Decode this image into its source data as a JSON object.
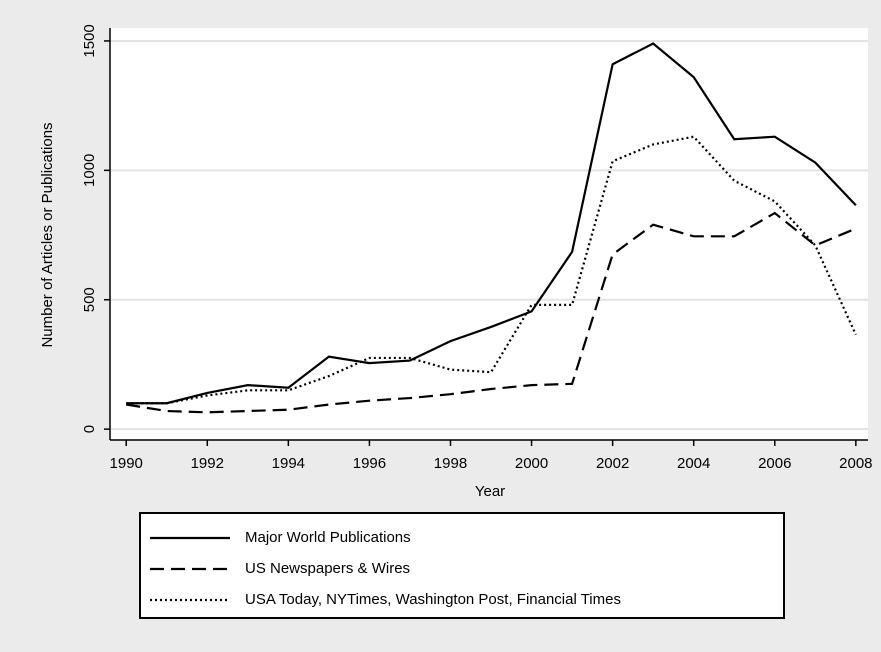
{
  "chart_data": {
    "type": "line",
    "x_label": "Year",
    "y_label": "Number of Articles or Publications",
    "x": [
      1990,
      1991,
      1992,
      1993,
      1994,
      1995,
      1996,
      1997,
      1998,
      1999,
      2000,
      2001,
      2002,
      2003,
      2004,
      2005,
      2006,
      2007,
      2008
    ],
    "xlim": [
      1989.6,
      2008.3
    ],
    "xticks": [
      1990,
      1992,
      1994,
      1996,
      1998,
      2000,
      2002,
      2004,
      2006,
      2008
    ],
    "ylim": [
      -42,
      1550
    ],
    "yticks": [
      0,
      500,
      1000,
      1500
    ],
    "grid": true,
    "legend": "bottom",
    "series": [
      {
        "name": "Major World Publications",
        "color": "#000000",
        "dash": "solid",
        "values": [
          100,
          100,
          140,
          170,
          160,
          280,
          255,
          265,
          340,
          395,
          455,
          685,
          1410,
          1490,
          1360,
          1120,
          1130,
          1030,
          865
        ]
      },
      {
        "name": "US Newspapers & Wires",
        "color": "#000000",
        "dash": "dashed",
        "values": [
          95,
          70,
          65,
          70,
          75,
          95,
          110,
          120,
          135,
          155,
          170,
          175,
          675,
          790,
          745,
          745,
          835,
          710,
          775
        ]
      },
      {
        "name": "USA Today, NYTimes, Washington Post, Financial Times",
        "color": "#000000",
        "dash": "dotted",
        "values": [
          100,
          100,
          130,
          150,
          150,
          205,
          275,
          275,
          230,
          220,
          480,
          480,
          1035,
          1100,
          1130,
          960,
          880,
          710,
          365
        ]
      }
    ]
  }
}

**Work to complete:**
Pictures in the records above are left out; print everything else exactly as written.

**Output of the task:**
Decode this image into its source data as a JSON object.
{
  "chart_data": {
    "type": "line",
    "x_label": "Year",
    "y_label": "Number of Articles or Publications",
    "x": [
      1990,
      1991,
      1992,
      1993,
      1994,
      1995,
      1996,
      1997,
      1998,
      1999,
      2000,
      2001,
      2002,
      2003,
      2004,
      2005,
      2006,
      2007,
      2008
    ],
    "xlim": [
      1989.6,
      2008.3
    ],
    "xticks": [
      1990,
      1992,
      1994,
      1996,
      1998,
      2000,
      2002,
      2004,
      2006,
      2008
    ],
    "ylim": [
      -42,
      1550
    ],
    "yticks": [
      0,
      500,
      1000,
      1500
    ],
    "grid": true,
    "legend": "bottom",
    "series": [
      {
        "name": "Major World Publications",
        "color": "#000000",
        "dash": "solid",
        "values": [
          100,
          100,
          140,
          170,
          160,
          280,
          255,
          265,
          340,
          395,
          455,
          685,
          1410,
          1490,
          1360,
          1120,
          1130,
          1030,
          865
        ]
      },
      {
        "name": "US Newspapers & Wires",
        "color": "#000000",
        "dash": "dashed",
        "values": [
          95,
          70,
          65,
          70,
          75,
          95,
          110,
          120,
          135,
          155,
          170,
          175,
          675,
          790,
          745,
          745,
          835,
          710,
          775
        ]
      },
      {
        "name": "USA Today, NYTimes, Washington Post, Financial Times",
        "color": "#000000",
        "dash": "dotted",
        "values": [
          100,
          100,
          130,
          150,
          150,
          205,
          275,
          275,
          230,
          220,
          480,
          480,
          1035,
          1100,
          1130,
          960,
          880,
          710,
          365
        ]
      }
    ]
  }
}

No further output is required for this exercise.